Directive>
Copy out, without changes, the rows from the line containing "Text: ■: ■ (90, 337, 101, 347)" through the last row, both ends included.

━━━

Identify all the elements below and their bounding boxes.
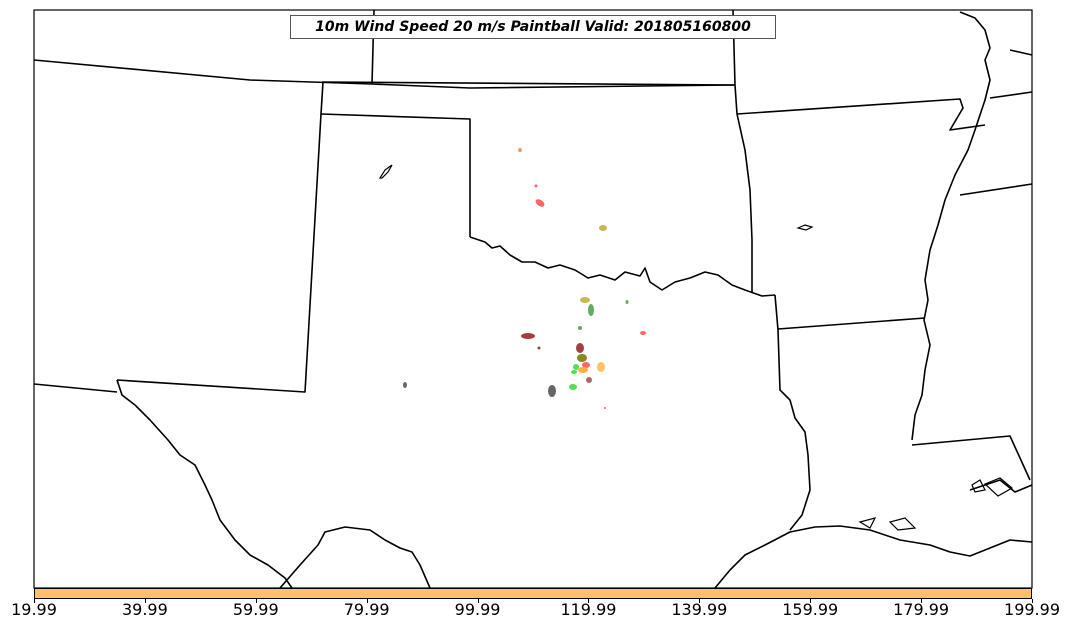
border-ky-tn	[989, 91, 1033, 99]
blob	[597, 362, 605, 372]
blob	[625, 300, 629, 304]
blob	[535, 199, 545, 207]
colorbar-tick-label: 99.99	[454, 600, 501, 619]
lake-4	[983, 477, 1014, 497]
colorbar-tick-label: 179.99	[893, 600, 950, 619]
border-az-nm	[33, 383, 118, 393]
colorbar-tick-label: 159.99	[782, 600, 839, 619]
blob	[599, 225, 607, 231]
mexico-border	[279, 526, 431, 589]
blob	[534, 184, 538, 188]
paintball-blobs	[403, 148, 646, 409]
colorbar-tick-label: 139.99	[671, 600, 728, 619]
blob	[577, 354, 587, 362]
lake-2	[796, 224, 814, 231]
blob	[578, 326, 582, 330]
colorbar-tick-label: 59.99	[232, 600, 279, 619]
rio-grande	[116, 379, 293, 589]
lake-6	[888, 517, 917, 531]
blob	[573, 364, 579, 370]
blob	[640, 331, 646, 335]
blob	[518, 148, 522, 152]
colorbar-tick-mark	[588, 599, 590, 603]
blob	[588, 304, 594, 316]
colorbar	[34, 588, 1032, 599]
border-la-ms	[911, 435, 1031, 481]
mississippi-river	[911, 11, 991, 441]
lakes	[378, 164, 1014, 531]
lake-3	[971, 479, 986, 493]
blob	[548, 385, 556, 397]
gulf-coast-detail	[969, 479, 1033, 493]
lake-1	[378, 164, 393, 179]
colorbar-tick-mark	[810, 599, 812, 603]
blob	[537, 346, 541, 350]
blob	[582, 362, 590, 368]
colorbar-tick-mark	[1032, 599, 1033, 603]
border-ky-ill	[1009, 49, 1033, 56]
border-ok-ks	[321, 81, 736, 86]
colorbar-tick-label: 119.99	[560, 600, 617, 619]
border-ok-ar	[736, 113, 753, 292]
colorbar-tick-mark	[699, 599, 701, 603]
lake-5	[858, 517, 877, 529]
map-title: 10m Wind Speed 20 m/s Paintball Valid: 2…	[290, 15, 776, 39]
border-tx-la	[774, 294, 811, 531]
border-tn-ms	[959, 183, 1033, 196]
blob	[403, 382, 407, 388]
colorbar-tick-label: 79.99	[343, 600, 390, 619]
blob	[604, 407, 606, 409]
blob	[571, 370, 577, 374]
blob	[580, 297, 590, 303]
colorbar-tick-mark	[144, 599, 146, 603]
border-nm-tx	[116, 113, 322, 393]
border-ks-top	[371, 83, 736, 89]
blob	[578, 367, 588, 373]
colorbar-tick-label: 199.99	[1004, 600, 1060, 619]
blob	[569, 384, 577, 390]
border-ar-la	[777, 317, 926, 330]
state-borders	[33, 9, 1033, 589]
blob	[576, 343, 584, 353]
colorbar-tick-label: 19.99	[11, 600, 57, 619]
colorbar-tick-mark	[366, 599, 368, 603]
blob	[586, 377, 592, 383]
gulf-coast	[714, 525, 1033, 589]
colorbar-tick-label: 39.99	[121, 600, 168, 619]
colorbar-tick-mark	[255, 599, 257, 603]
border-ok-top	[320, 113, 471, 237]
border-co-ks	[320, 81, 324, 115]
border-red-river	[469, 236, 776, 297]
plot-frame	[33, 9, 1033, 589]
border-mo-ar	[736, 98, 986, 131]
colorbar-tick-mark	[34, 599, 35, 603]
colorbar-tick-mark	[477, 599, 479, 603]
colorbar-tick-mark	[921, 599, 923, 603]
blob	[521, 333, 535, 339]
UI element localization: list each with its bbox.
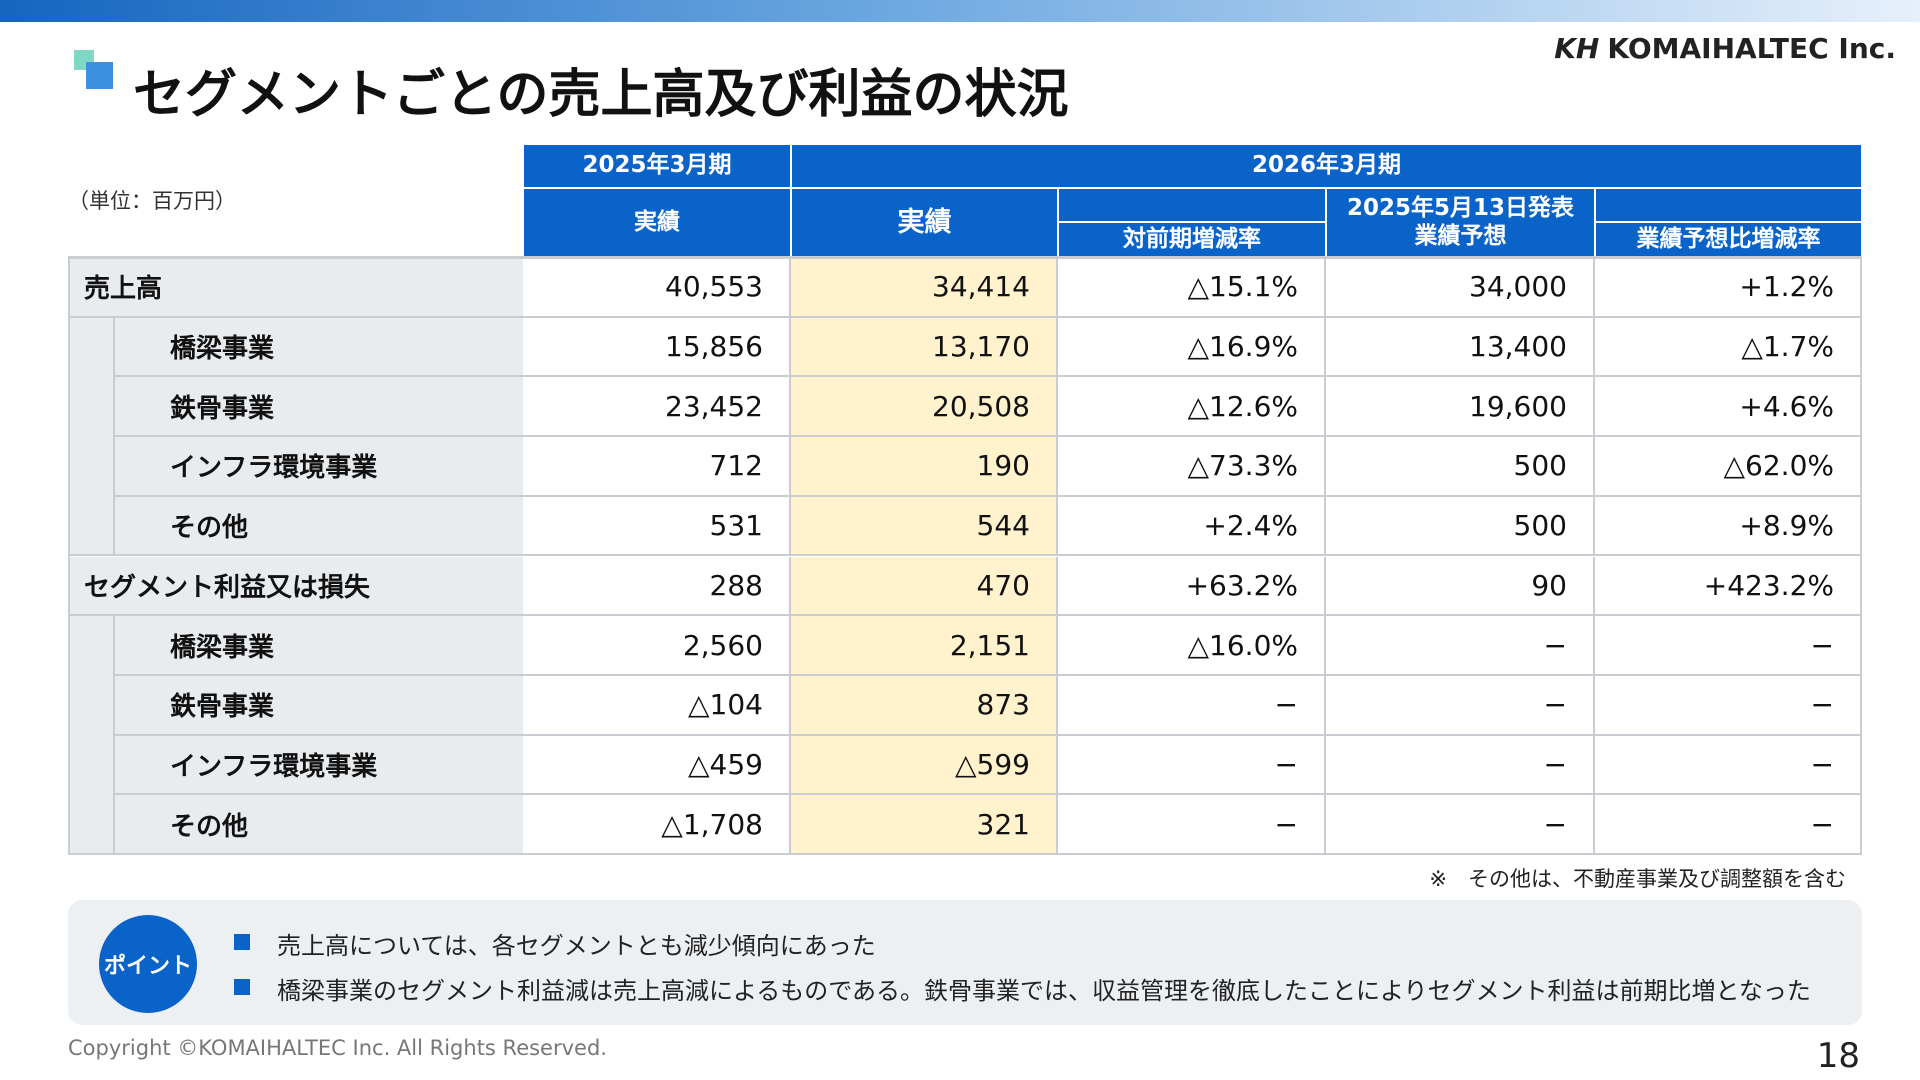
value-cell: 544: [791, 496, 1058, 557]
table-border: [68, 256, 1862, 259]
header-cell: 実績: [523, 188, 791, 258]
value-cell: △73.3%: [1058, 437, 1326, 497]
value-cell: △16.9%: [1058, 317, 1326, 378]
value-cell: 531: [523, 496, 791, 557]
row-label: 鉄骨事業: [113, 675, 523, 736]
value-cell: 873: [791, 675, 1058, 736]
row-label: 売上高: [68, 258, 523, 318]
value-cell: 40,553: [523, 258, 791, 318]
header-line: 2025年5月13日発表: [1346, 195, 1575, 222]
value-cell: −: [1326, 735, 1595, 796]
value-cell: 34,414: [791, 258, 1058, 318]
title: セグメントごとの売上高及び利益の状況: [133, 65, 1069, 125]
point-box: [68, 900, 1862, 1025]
value-cell: −: [1058, 735, 1326, 796]
value-cell: △12.6%: [1058, 377, 1326, 438]
value-cell: +423.2%: [1595, 556, 1862, 617]
value-cell: 288: [523, 556, 791, 617]
row-label: その他: [113, 496, 523, 557]
row-label: 橋梁事業: [113, 317, 523, 378]
value-cell: 712: [523, 437, 791, 497]
value-cell: 13,170: [791, 317, 1058, 378]
row-label: セグメント利益又は損失: [68, 556, 523, 617]
value-cell: △15.1%: [1058, 258, 1326, 318]
top-bar: [0, 0, 1920, 22]
header-cell: 業績予想比増減率: [1595, 222, 1862, 258]
value-cell: 500: [1326, 437, 1595, 497]
point-text: 売上高については、各セグメントとも減少傾向にあった: [277, 931, 876, 960]
value-cell: 190: [791, 437, 1058, 497]
value-cell: △599: [791, 735, 1058, 796]
value-cell: 2,560: [523, 616, 791, 676]
value-cell: 13,400: [1326, 317, 1595, 378]
value-cell: 470: [791, 556, 1058, 617]
value-cell: △62.0%: [1595, 437, 1862, 497]
row-label: 鉄骨事業: [113, 377, 523, 438]
table-border: [68, 258, 1862, 855]
point-text: 橋梁事業のセグメント利益減は売上高減によるものである。鉄骨事業では、収益管理を徹…: [277, 976, 1811, 1005]
title-icon: [86, 62, 113, 89]
header-cell: 2026年3月期: [791, 144, 1862, 188]
value-cell: −: [1326, 616, 1595, 676]
value-cell: 2,151: [791, 616, 1058, 676]
bullet: [234, 979, 250, 995]
value-cell: +8.9%: [1595, 496, 1862, 557]
value-cell: −: [1058, 675, 1326, 736]
indent: [68, 317, 113, 557]
value-cell: 23,452: [523, 377, 791, 438]
value-cell: 19,600: [1326, 377, 1595, 438]
page-number: 18: [1816, 1036, 1860, 1076]
row-label: 橋梁事業: [113, 616, 523, 676]
header-cell: 実績: [791, 188, 1058, 258]
value-cell: 20,508: [791, 377, 1058, 438]
value-cell: −: [1326, 675, 1595, 736]
logo: KH KOMAIHALTEC Inc.: [1554, 32, 1896, 65]
header-cell: [1058, 188, 1326, 222]
value-cell: 90: [1326, 556, 1595, 617]
header-cell: [1595, 188, 1862, 222]
value-cell: +4.6%: [1595, 377, 1862, 438]
value-cell: 321: [791, 795, 1058, 855]
note: ※ その他は、不動産事業及び調整額を含む: [1429, 867, 1846, 891]
point-badge: ポイント: [99, 915, 197, 1013]
value-cell: △459: [523, 735, 791, 796]
value-cell: 500: [1326, 496, 1595, 557]
indent: [68, 616, 113, 855]
value-cell: +2.4%: [1058, 496, 1326, 557]
unit: （単位：百万円）: [68, 189, 236, 213]
header-line: 業績予想: [1414, 223, 1507, 249]
row-label: インフラ環境事業: [113, 735, 523, 796]
header-cell: 対前期増減率: [1058, 222, 1326, 258]
value-cell: 15,856: [523, 317, 791, 378]
row-label: インフラ環境事業: [113, 437, 523, 497]
header-cell: 2025年5月13日発表 業績予想: [1326, 188, 1595, 258]
bullet: [234, 934, 250, 950]
copyright: Copyright ©KOMAIHALTEC Inc. All Rights R…: [68, 1036, 607, 1060]
value-cell: △16.0%: [1058, 616, 1326, 676]
value-cell: △104: [523, 675, 791, 736]
value-cell: 34,000: [1326, 258, 1595, 318]
header-cell: 2025年3月期: [523, 144, 791, 188]
logo-text: KOMAIHALTEC Inc.: [1607, 32, 1896, 65]
value-cell: +63.2%: [1058, 556, 1326, 617]
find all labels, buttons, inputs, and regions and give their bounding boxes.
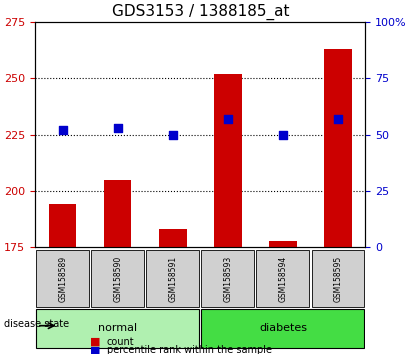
Text: ■: ■ (90, 337, 101, 347)
Text: GSM158590: GSM158590 (113, 256, 122, 302)
Text: GSM158594: GSM158594 (278, 256, 287, 302)
Text: normal: normal (98, 323, 137, 333)
Point (114, 125, 121, 131)
FancyBboxPatch shape (36, 309, 199, 348)
FancyBboxPatch shape (312, 250, 365, 307)
Text: GSM158589: GSM158589 (58, 256, 67, 302)
FancyBboxPatch shape (146, 250, 199, 307)
FancyBboxPatch shape (201, 309, 365, 348)
Point (169, 132, 176, 137)
Text: GSM158595: GSM158595 (333, 256, 342, 302)
Bar (324, 49, 352, 247)
FancyBboxPatch shape (256, 250, 309, 307)
Text: GSM158593: GSM158593 (223, 256, 232, 302)
Text: ■: ■ (90, 346, 101, 354)
FancyBboxPatch shape (36, 250, 89, 307)
FancyBboxPatch shape (201, 250, 254, 307)
Text: disease state: disease state (4, 319, 69, 329)
Point (335, 116, 341, 121)
Bar (49, 205, 76, 247)
Point (279, 132, 286, 137)
Bar (159, 229, 187, 247)
Text: diabetes: diabetes (259, 323, 307, 333)
Bar (214, 74, 242, 247)
Point (59, 127, 66, 133)
FancyBboxPatch shape (91, 250, 144, 307)
Text: percentile rank within the sample: percentile rank within the sample (107, 346, 272, 354)
Text: count: count (107, 337, 134, 347)
Point (224, 116, 231, 121)
Bar (269, 240, 297, 247)
Bar (104, 179, 132, 247)
Text: GSM158591: GSM158591 (168, 256, 177, 302)
Title: GDS3153 / 1388185_at: GDS3153 / 1388185_at (111, 4, 289, 21)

━━━

Correct answer>
Text: ■: ■ (90, 337, 101, 347)
Text: GSM158590: GSM158590 (113, 256, 122, 302)
Text: GSM158594: GSM158594 (278, 256, 287, 302)
Text: normal: normal (98, 323, 137, 333)
Point (114, 125, 121, 131)
FancyBboxPatch shape (36, 309, 199, 348)
FancyBboxPatch shape (312, 250, 365, 307)
Text: GSM158589: GSM158589 (58, 256, 67, 302)
FancyBboxPatch shape (146, 250, 199, 307)
FancyBboxPatch shape (201, 309, 365, 348)
Point (169, 132, 176, 137)
Text: GSM158595: GSM158595 (333, 256, 342, 302)
Bar (324, 49, 352, 247)
FancyBboxPatch shape (256, 250, 309, 307)
Text: GSM158593: GSM158593 (223, 256, 232, 302)
Text: ■: ■ (90, 346, 101, 354)
FancyBboxPatch shape (36, 250, 89, 307)
FancyBboxPatch shape (201, 250, 254, 307)
Text: disease state: disease state (4, 319, 69, 329)
Point (335, 116, 341, 121)
Bar (49, 205, 76, 247)
Point (279, 132, 286, 137)
Bar (159, 229, 187, 247)
Text: diabetes: diabetes (259, 323, 307, 333)
Bar (214, 74, 242, 247)
Point (59, 127, 66, 133)
FancyBboxPatch shape (91, 250, 144, 307)
Text: percentile rank within the sample: percentile rank within the sample (107, 346, 272, 354)
Text: count: count (107, 337, 134, 347)
Point (224, 116, 231, 121)
Bar (269, 240, 297, 247)
Bar (104, 179, 132, 247)
Text: GSM158591: GSM158591 (168, 256, 177, 302)
Title: GDS3153 / 1388185_at: GDS3153 / 1388185_at (111, 4, 289, 21)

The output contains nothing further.